Work to be completed:
Extract each record and reproduce it exactly.

Data supplied:
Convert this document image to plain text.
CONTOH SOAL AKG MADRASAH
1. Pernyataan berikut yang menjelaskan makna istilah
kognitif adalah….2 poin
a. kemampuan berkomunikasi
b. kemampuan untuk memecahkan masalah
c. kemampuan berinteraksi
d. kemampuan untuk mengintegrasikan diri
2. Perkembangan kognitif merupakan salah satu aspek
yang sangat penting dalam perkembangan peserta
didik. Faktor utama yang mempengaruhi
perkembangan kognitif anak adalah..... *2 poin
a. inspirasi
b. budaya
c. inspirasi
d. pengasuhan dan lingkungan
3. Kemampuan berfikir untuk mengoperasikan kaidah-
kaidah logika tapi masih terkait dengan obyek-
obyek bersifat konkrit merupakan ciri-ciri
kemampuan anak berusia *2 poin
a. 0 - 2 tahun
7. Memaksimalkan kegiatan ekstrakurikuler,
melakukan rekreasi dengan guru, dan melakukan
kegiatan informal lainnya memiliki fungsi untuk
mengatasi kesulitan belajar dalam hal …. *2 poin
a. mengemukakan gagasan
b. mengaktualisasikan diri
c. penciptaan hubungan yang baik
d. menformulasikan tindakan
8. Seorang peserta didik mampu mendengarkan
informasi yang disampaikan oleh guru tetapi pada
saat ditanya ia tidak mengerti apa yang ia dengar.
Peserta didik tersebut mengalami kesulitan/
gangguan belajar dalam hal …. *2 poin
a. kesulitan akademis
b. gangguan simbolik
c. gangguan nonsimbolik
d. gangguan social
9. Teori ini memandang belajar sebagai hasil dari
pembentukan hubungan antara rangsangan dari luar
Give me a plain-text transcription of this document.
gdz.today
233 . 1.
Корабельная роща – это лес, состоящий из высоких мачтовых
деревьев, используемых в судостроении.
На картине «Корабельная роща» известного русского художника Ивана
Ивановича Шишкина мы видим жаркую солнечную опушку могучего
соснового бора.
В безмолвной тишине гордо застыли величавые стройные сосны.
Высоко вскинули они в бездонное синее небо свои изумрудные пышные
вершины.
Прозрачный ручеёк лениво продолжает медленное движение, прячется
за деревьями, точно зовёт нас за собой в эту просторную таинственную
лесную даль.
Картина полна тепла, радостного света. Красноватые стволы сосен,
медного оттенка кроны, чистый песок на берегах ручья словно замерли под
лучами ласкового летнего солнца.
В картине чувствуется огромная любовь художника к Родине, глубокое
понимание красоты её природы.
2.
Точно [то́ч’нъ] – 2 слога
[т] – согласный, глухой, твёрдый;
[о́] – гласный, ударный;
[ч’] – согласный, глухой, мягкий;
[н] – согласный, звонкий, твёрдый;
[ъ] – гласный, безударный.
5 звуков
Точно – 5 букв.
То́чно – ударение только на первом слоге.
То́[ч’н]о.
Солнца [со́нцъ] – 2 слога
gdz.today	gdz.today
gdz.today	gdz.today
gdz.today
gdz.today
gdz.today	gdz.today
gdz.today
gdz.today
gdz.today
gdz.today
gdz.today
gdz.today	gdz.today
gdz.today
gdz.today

Problem solution:
Convert this document image to plain text.
CONTOH SOAL AKG MADRASAH
1. Pernyataan berikut yang menjelaskan makna istilah
kognitif adalah….2 poin
a. kemampuan berkomunikasi
b. kemampuan untuk memecahkan masalah
c. kemampuan berinteraksi
d. kemampuan untuk mengintegrasikan diri
2. Perkembangan kognitif merupakan salah satu aspek
yang sangat penting dalam perkembangan peserta
didik. Faktor utama yang mempengaruhi
perkembangan kognitif anak adalah..... *2 poin
a. inspirasi
b. budaya
c. inspirasi
d. pengasuhan dan lingkungan
3. Kemampuan berfikir untuk mengoperasikan kaidah-
kaidah logika tapi masih terkait dengan obyek-
obyek bersifat konkrit merupakan ciri-ciri
kemampuan anak berusia *2 poin
a. 0 - 2 tahun
7. Memaksimalkan kegiatan ekstrakurikuler,
melakukan rekreasi dengan guru, dan melakukan
kegiatan informal lainnya memiliki fungsi untuk
mengatasi kesulitan belajar dalam hal …. *2 poin
a. mengemukakan gagasan
b. mengaktualisasikan diri
c. penciptaan hubungan yang baik
d. menformulasikan tindakan
8. Seorang peserta didik mampu mendengarkan
informasi yang disampaikan oleh guru tetapi pada
saat ditanya ia tidak mengerti apa yang ia dengar.
Peserta didik tersebut mengalami kesulitan/
gangguan belajar dalam hal …. *2 poin
a. kesulitan akademis
b. gangguan simbolik
c. gangguan nonsimbolik
d. gangguan social
9. Teori ini memandang belajar sebagai hasil dari
pembentukan hubungan antara rangsangan dari luar
Give me a plain-text transcription of this document.
gdz.today
233 . 1.
Корабельная роща – это лес, состоящий из высоких мачтовых
деревьев, используемых в судостроении.
На картине «Корабельная роща» известного русского художника Ивана
Ивановича Шишкина мы видим жаркую солнечную опушку могучего
соснового бора.
В безмолвной тишине гордо застыли величавые стройные сосны.
Высоко вскинули они в бездонное синее небо свои изумрудные пышные
вершины.
Прозрачный ручеёк лениво продолжает медленное движение, прячется
за деревьями, точно зовёт нас за собой в эту просторную таинственную
лесную даль.
Картина полна тепла, радостного света. Красноватые стволы сосен,
медного оттенка кроны, чистый песок на берегах ручья словно замерли под
лучами ласкового летнего солнца.
В картине чувствуется огромная любовь художника к Родине, глубокое
понимание красоты её природы.
2.
Точно [то́ч’нъ] – 2 слога
[т] – согласный, глухой, твёрдый;
[о́] – гласный, ударный;
[ч’] – согласный, глухой, мягкий;
[н] – согласный, звонкий, твёрдый;
[ъ] – гласный, безударный.
5 звуков
Точно – 5 букв.
То́чно – ударение только на первом слоге.
То́[ч’н]о.
Солнца [со́нцъ] – 2 слога
gdz.today	gdz.today
gdz.today	gdz.today
gdz.today
gdz.today
gdz.today	gdz.today
gdz.today
gdz.today
gdz.today
gdz.today
gdz.today
gdz.today	gdz.today
gdz.today
gdz.today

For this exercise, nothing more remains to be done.